_GOAL OF THE EXERCISE:_ Repeat each line of the material below exactly as it appears, minus any pictures.

Excerpts from a figure dataset:
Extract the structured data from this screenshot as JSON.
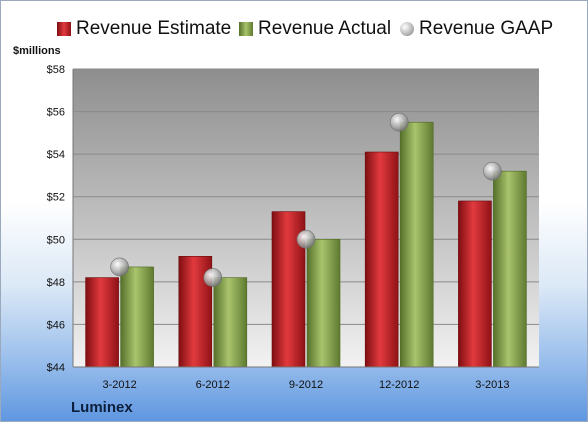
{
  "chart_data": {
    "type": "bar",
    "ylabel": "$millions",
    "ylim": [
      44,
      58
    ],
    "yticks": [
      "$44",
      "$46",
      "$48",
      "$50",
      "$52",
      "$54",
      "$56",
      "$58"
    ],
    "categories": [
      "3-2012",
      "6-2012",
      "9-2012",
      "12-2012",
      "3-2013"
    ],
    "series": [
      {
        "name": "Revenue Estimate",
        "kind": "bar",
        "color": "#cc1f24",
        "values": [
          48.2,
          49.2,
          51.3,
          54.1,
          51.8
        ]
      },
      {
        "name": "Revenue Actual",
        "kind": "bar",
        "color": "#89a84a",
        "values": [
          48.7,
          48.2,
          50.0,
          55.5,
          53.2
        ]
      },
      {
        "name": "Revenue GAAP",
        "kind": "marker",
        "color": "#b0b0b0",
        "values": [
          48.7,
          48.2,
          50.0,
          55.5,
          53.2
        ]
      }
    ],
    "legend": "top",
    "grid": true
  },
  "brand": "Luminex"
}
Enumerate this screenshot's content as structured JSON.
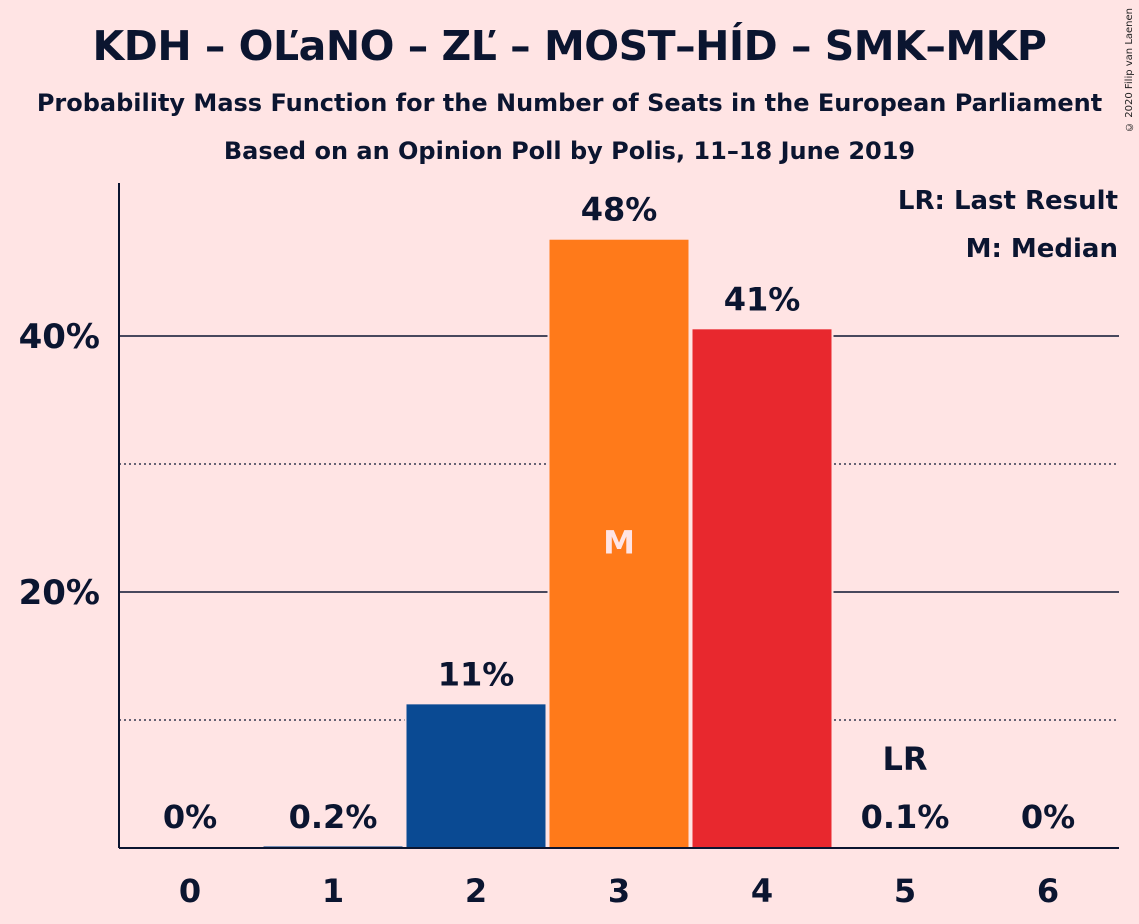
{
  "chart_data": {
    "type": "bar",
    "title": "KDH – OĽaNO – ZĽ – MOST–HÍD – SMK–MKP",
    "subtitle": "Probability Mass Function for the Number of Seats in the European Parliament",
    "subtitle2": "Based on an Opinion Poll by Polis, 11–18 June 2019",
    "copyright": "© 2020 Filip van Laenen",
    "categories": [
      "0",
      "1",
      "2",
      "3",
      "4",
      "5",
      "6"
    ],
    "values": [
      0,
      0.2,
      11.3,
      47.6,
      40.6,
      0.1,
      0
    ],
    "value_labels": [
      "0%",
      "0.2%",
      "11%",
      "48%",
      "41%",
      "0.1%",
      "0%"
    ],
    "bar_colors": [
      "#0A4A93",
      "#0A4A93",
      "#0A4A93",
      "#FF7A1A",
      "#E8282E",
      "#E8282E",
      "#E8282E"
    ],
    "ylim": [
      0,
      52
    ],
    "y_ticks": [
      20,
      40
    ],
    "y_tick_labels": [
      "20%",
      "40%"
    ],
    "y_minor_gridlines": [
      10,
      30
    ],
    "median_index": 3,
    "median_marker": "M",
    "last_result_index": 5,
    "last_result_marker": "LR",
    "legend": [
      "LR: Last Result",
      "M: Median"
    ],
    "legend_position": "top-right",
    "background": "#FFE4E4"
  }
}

_RESPONSE TO THIS TASK:_
Extract the structured data from this screenshot as JSON.
{
  "chart_data": {
    "type": "bar",
    "ylabel": "$millions",
    "ylim": [
      44,
      58
    ],
    "yticks": [
      "$44",
      "$46",
      "$48",
      "$50",
      "$52",
      "$54",
      "$56",
      "$58"
    ],
    "categories": [
      "3-2012",
      "6-2012",
      "9-2012",
      "12-2012",
      "3-2013"
    ],
    "series": [
      {
        "name": "Revenue Estimate",
        "kind": "bar",
        "color": "#cc1f24",
        "values": [
          48.2,
          49.2,
          51.3,
          54.1,
          51.8
        ]
      },
      {
        "name": "Revenue Actual",
        "kind": "bar",
        "color": "#89a84a",
        "values": [
          48.7,
          48.2,
          50.0,
          55.5,
          53.2
        ]
      },
      {
        "name": "Revenue GAAP",
        "kind": "marker",
        "color": "#b0b0b0",
        "values": [
          48.7,
          48.2,
          50.0,
          55.5,
          53.2
        ]
      }
    ],
    "legend": "top",
    "grid": true
  },
  "brand": "Luminex"
}
Enumerate this screenshot's content as structured JSON.
{
  "chart_data": {
    "type": "bar",
    "title": "KDH – OĽaNO – ZĽ – MOST–HÍD – SMK–MKP",
    "subtitle": "Probability Mass Function for the Number of Seats in the European Parliament",
    "subtitle2": "Based on an Opinion Poll by Polis, 11–18 June 2019",
    "copyright": "© 2020 Filip van Laenen",
    "categories": [
      "0",
      "1",
      "2",
      "3",
      "4",
      "5",
      "6"
    ],
    "values": [
      0,
      0.2,
      11.3,
      47.6,
      40.6,
      0.1,
      0
    ],
    "value_labels": [
      "0%",
      "0.2%",
      "11%",
      "48%",
      "41%",
      "0.1%",
      "0%"
    ],
    "bar_colors": [
      "#0A4A93",
      "#0A4A93",
      "#0A4A93",
      "#FF7A1A",
      "#E8282E",
      "#E8282E",
      "#E8282E"
    ],
    "ylim": [
      0,
      52
    ],
    "y_ticks": [
      20,
      40
    ],
    "y_tick_labels": [
      "20%",
      "40%"
    ],
    "y_minor_gridlines": [
      10,
      30
    ],
    "median_index": 3,
    "median_marker": "M",
    "last_result_index": 5,
    "last_result_marker": "LR",
    "legend": [
      "LR: Last Result",
      "M: Median"
    ],
    "legend_position": "top-right",
    "background": "#FFE4E4"
  }
}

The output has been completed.